Without further comment, state how many lines in the listing below contain the word "BOOKS".

--- Begin PROVIDED RECORDS ---

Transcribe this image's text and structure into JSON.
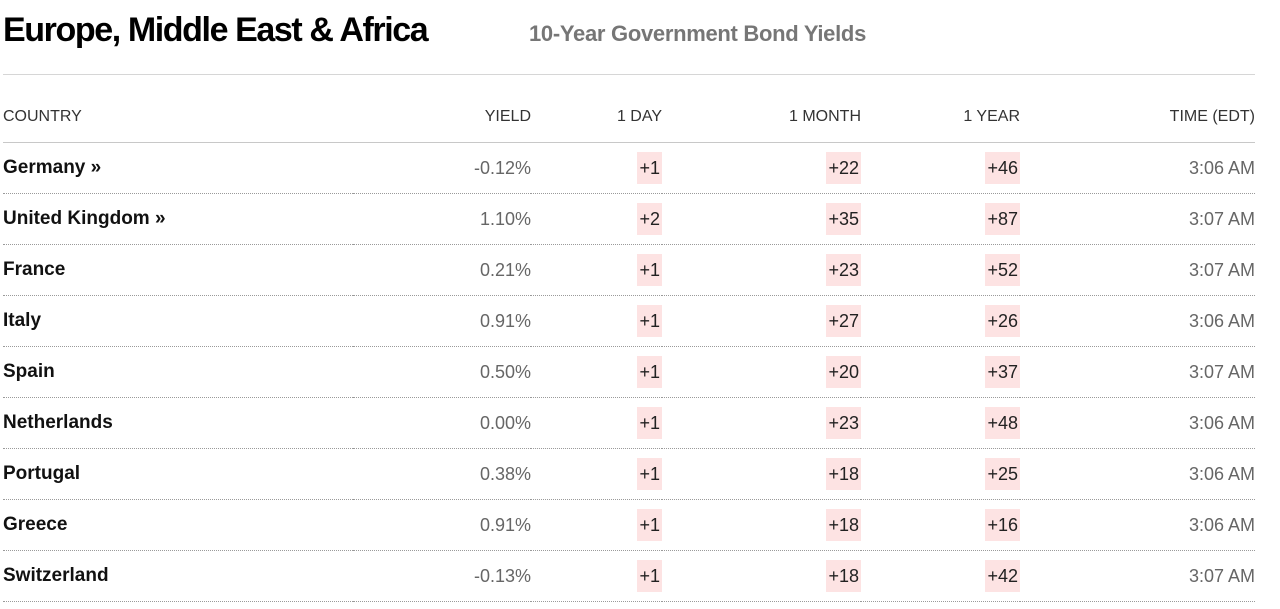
{
  "header": {
    "region_title": "Europe, Middle East & Africa",
    "subtitle": "10-Year Government Bond Yields"
  },
  "table": {
    "columns": {
      "country": "COUNTRY",
      "yield": "YIELD",
      "day": "1 DAY",
      "month": "1 MONTH",
      "year": "1 YEAR",
      "time": "TIME (EDT)"
    },
    "rows": [
      {
        "country": "Germany »",
        "yield": "-0.12%",
        "day": "+1",
        "month": "+22",
        "year": "+46",
        "time": "3:06 AM"
      },
      {
        "country": "United Kingdom »",
        "yield": "1.10%",
        "day": "+2",
        "month": "+35",
        "year": "+87",
        "time": "3:07 AM"
      },
      {
        "country": "France",
        "yield": "0.21%",
        "day": "+1",
        "month": "+23",
        "year": "+52",
        "time": "3:07 AM"
      },
      {
        "country": "Italy",
        "yield": "0.91%",
        "day": "+1",
        "month": "+27",
        "year": "+26",
        "time": "3:06 AM"
      },
      {
        "country": "Spain",
        "yield": "0.50%",
        "day": "+1",
        "month": "+20",
        "year": "+37",
        "time": "3:07 AM"
      },
      {
        "country": "Netherlands",
        "yield": "0.00%",
        "day": "+1",
        "month": "+23",
        "year": "+48",
        "time": "3:06 AM"
      },
      {
        "country": "Portugal",
        "yield": "0.38%",
        "day": "+1",
        "month": "+18",
        "year": "+25",
        "time": "3:06 AM"
      },
      {
        "country": "Greece",
        "yield": "0.91%",
        "day": "+1",
        "month": "+18",
        "year": "+16",
        "time": "3:06 AM"
      },
      {
        "country": "Switzerland",
        "yield": "-0.13%",
        "day": "+1",
        "month": "+18",
        "year": "+42",
        "time": "3:07 AM"
      }
    ]
  },
  "colors": {
    "change_highlight": "#fde3e3",
    "muted_text": "#666666",
    "subtitle_text": "#767676"
  }
}
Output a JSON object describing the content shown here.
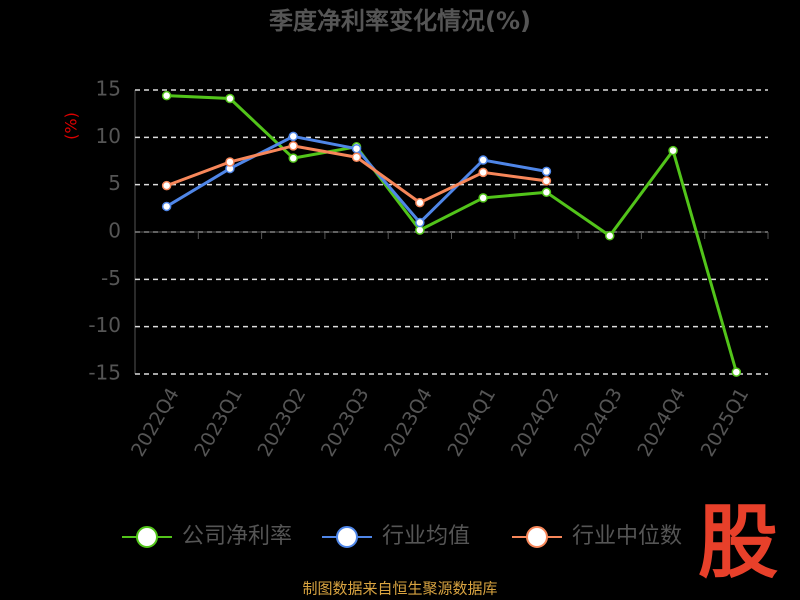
{
  "chart_data": {
    "type": "line",
    "title": "季度净利率变化情况(%)",
    "y_label": "(%)",
    "categories": [
      "2022Q4",
      "2023Q1",
      "2023Q2",
      "2023Q3",
      "2023Q4",
      "2024Q1",
      "2024Q2",
      "2024Q3",
      "2024Q4",
      "2025Q1"
    ],
    "series": [
      {
        "name": "公司净利率",
        "color": "#52c41a",
        "values": [
          14.4,
          14.1,
          7.8,
          9.0,
          0.2,
          3.6,
          4.2,
          -0.4,
          8.6,
          -14.8
        ]
      },
      {
        "name": "行业均值",
        "color": "#4f86e8",
        "values": [
          2.7,
          6.7,
          10.1,
          8.8,
          1.0,
          7.6,
          6.4,
          null,
          null,
          null
        ]
      },
      {
        "name": "行业中位数",
        "color": "#f7875a",
        "values": [
          4.9,
          7.4,
          9.1,
          7.9,
          3.1,
          6.3,
          5.4,
          null,
          null,
          null
        ]
      }
    ],
    "ylim": [
      -15,
      15
    ],
    "yticks": [
      -15,
      -10,
      -5,
      0,
      5,
      10,
      15
    ],
    "grid": true,
    "source": "制图数据来自恒生聚源数据库",
    "logo": "股"
  }
}
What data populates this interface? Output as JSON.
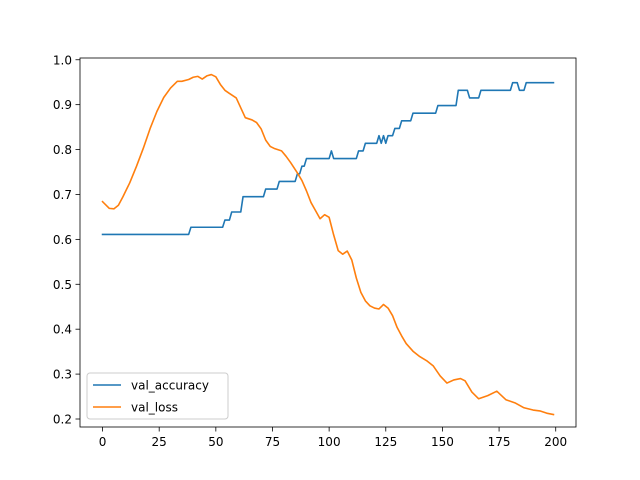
{
  "chart_data": {
    "type": "line",
    "title": "",
    "xlabel": "",
    "ylabel": "",
    "xlim": [
      -9.95,
      208.95
    ],
    "ylim": [
      0.1822,
      1.0039
    ],
    "xticks": [
      0,
      25,
      50,
      75,
      100,
      125,
      150,
      175,
      200
    ],
    "xtick_labels": [
      "0",
      "25",
      "50",
      "75",
      "100",
      "125",
      "150",
      "175",
      "200"
    ],
    "yticks": [
      0.2,
      0.3,
      0.4,
      0.5,
      0.6,
      0.7,
      0.8,
      0.9,
      1.0
    ],
    "ytick_labels": [
      "0.2",
      "0.3",
      "0.4",
      "0.5",
      "0.6",
      "0.7",
      "0.8",
      "0.9",
      "1.0"
    ],
    "grid": false,
    "legend_position": "lower-left",
    "series": [
      {
        "name": "val_accuracy",
        "color": "#1f77b4",
        "x": [
          0,
          38,
          39,
          53,
          54,
          56,
          57,
          61,
          62,
          71,
          72,
          77,
          78,
          85,
          86,
          87,
          88,
          89,
          90,
          100,
          101,
          102,
          103,
          112,
          113,
          115,
          116,
          121,
          122,
          123,
          124,
          125,
          126,
          128,
          129,
          131,
          132,
          136,
          137,
          147,
          148,
          156,
          157,
          161,
          162,
          166,
          167,
          180,
          181,
          183,
          184,
          186,
          187,
          199
        ],
        "y": [
          0.611,
          0.611,
          0.627,
          0.627,
          0.643,
          0.643,
          0.661,
          0.661,
          0.695,
          0.695,
          0.712,
          0.712,
          0.729,
          0.729,
          0.746,
          0.746,
          0.763,
          0.763,
          0.78,
          0.78,
          0.797,
          0.78,
          0.78,
          0.78,
          0.797,
          0.797,
          0.814,
          0.814,
          0.831,
          0.814,
          0.831,
          0.814,
          0.831,
          0.831,
          0.847,
          0.847,
          0.864,
          0.864,
          0.881,
          0.881,
          0.898,
          0.898,
          0.932,
          0.932,
          0.915,
          0.915,
          0.932,
          0.932,
          0.949,
          0.949,
          0.932,
          0.932,
          0.949,
          0.949
        ]
      },
      {
        "name": "val_loss",
        "color": "#ff7f0e",
        "x": [
          0,
          3,
          5,
          7,
          9,
          12,
          15,
          18,
          21,
          24,
          27,
          30,
          33,
          35,
          38,
          40,
          42,
          44,
          46,
          48,
          50,
          52,
          54,
          56,
          59,
          61,
          63,
          66,
          68,
          70,
          72,
          74,
          76,
          79,
          81,
          83,
          86,
          88,
          90,
          92,
          94,
          96,
          98,
          100,
          102,
          104,
          106,
          108,
          110,
          112,
          114,
          116,
          118,
          120,
          122,
          124,
          126,
          128,
          130,
          132,
          134,
          137,
          140,
          143,
          146,
          149,
          152,
          155,
          158,
          160,
          163,
          166,
          170,
          174,
          178,
          182,
          186,
          190,
          193,
          196,
          199
        ],
        "y": [
          0.684,
          0.669,
          0.668,
          0.676,
          0.695,
          0.726,
          0.763,
          0.803,
          0.847,
          0.885,
          0.916,
          0.937,
          0.952,
          0.952,
          0.956,
          0.961,
          0.963,
          0.957,
          0.964,
          0.967,
          0.962,
          0.945,
          0.932,
          0.925,
          0.915,
          0.893,
          0.871,
          0.866,
          0.86,
          0.846,
          0.821,
          0.807,
          0.802,
          0.797,
          0.785,
          0.771,
          0.748,
          0.731,
          0.708,
          0.682,
          0.664,
          0.646,
          0.655,
          0.649,
          0.61,
          0.575,
          0.567,
          0.574,
          0.554,
          0.514,
          0.482,
          0.463,
          0.452,
          0.447,
          0.445,
          0.455,
          0.447,
          0.43,
          0.404,
          0.385,
          0.368,
          0.351,
          0.339,
          0.33,
          0.318,
          0.296,
          0.28,
          0.287,
          0.29,
          0.285,
          0.26,
          0.245,
          0.252,
          0.262,
          0.243,
          0.236,
          0.225,
          0.22,
          0.218,
          0.213,
          0.21
        ]
      }
    ]
  }
}
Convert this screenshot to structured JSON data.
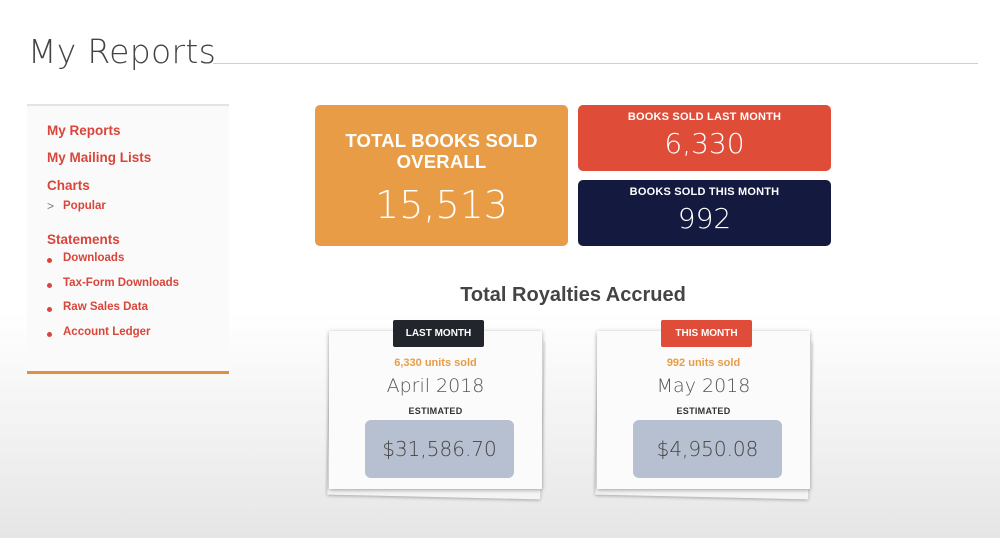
{
  "page": {
    "title": "My Reports"
  },
  "sidebar": {
    "links": [
      {
        "label": "My Reports"
      },
      {
        "label": "My Mailing Lists"
      }
    ],
    "charts": {
      "label": "Charts",
      "items": [
        {
          "label": "Popular",
          "marker": ">"
        }
      ]
    },
    "statements": {
      "label": "Statements",
      "items": [
        {
          "label": "Downloads"
        },
        {
          "label": "Tax-Form Downloads"
        },
        {
          "label": "Raw Sales Data"
        },
        {
          "label": "Account Ledger"
        }
      ]
    }
  },
  "stats": {
    "total": {
      "label_line1": "TOTAL BOOKS SOLD",
      "label_line2": "OVERALL",
      "value": "15,513"
    },
    "last_month": {
      "label": "BOOKS SOLD LAST MONTH",
      "value": "6,330"
    },
    "this_month": {
      "label": "BOOKS SOLD THIS MONTH",
      "value": "992"
    }
  },
  "royalties": {
    "title": "Total Royalties Accrued",
    "last_month": {
      "badge": "LAST MONTH",
      "units": "6,330 units sold",
      "month": "April 2018",
      "estimated": "ESTIMATED",
      "amount": "$31,586.70"
    },
    "this_month": {
      "badge": "THIS MONTH",
      "units": "992 units sold",
      "month": "May 2018",
      "estimated": "ESTIMATED",
      "amount": "$4,950.08"
    }
  },
  "colors": {
    "accent_red": "#df4d38",
    "accent_orange": "#e89c45",
    "navy": "#14193f",
    "link_red": "#d9453a"
  }
}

--- End PROVIDED RECORDS ---

▶ [RESULT BELOW]
3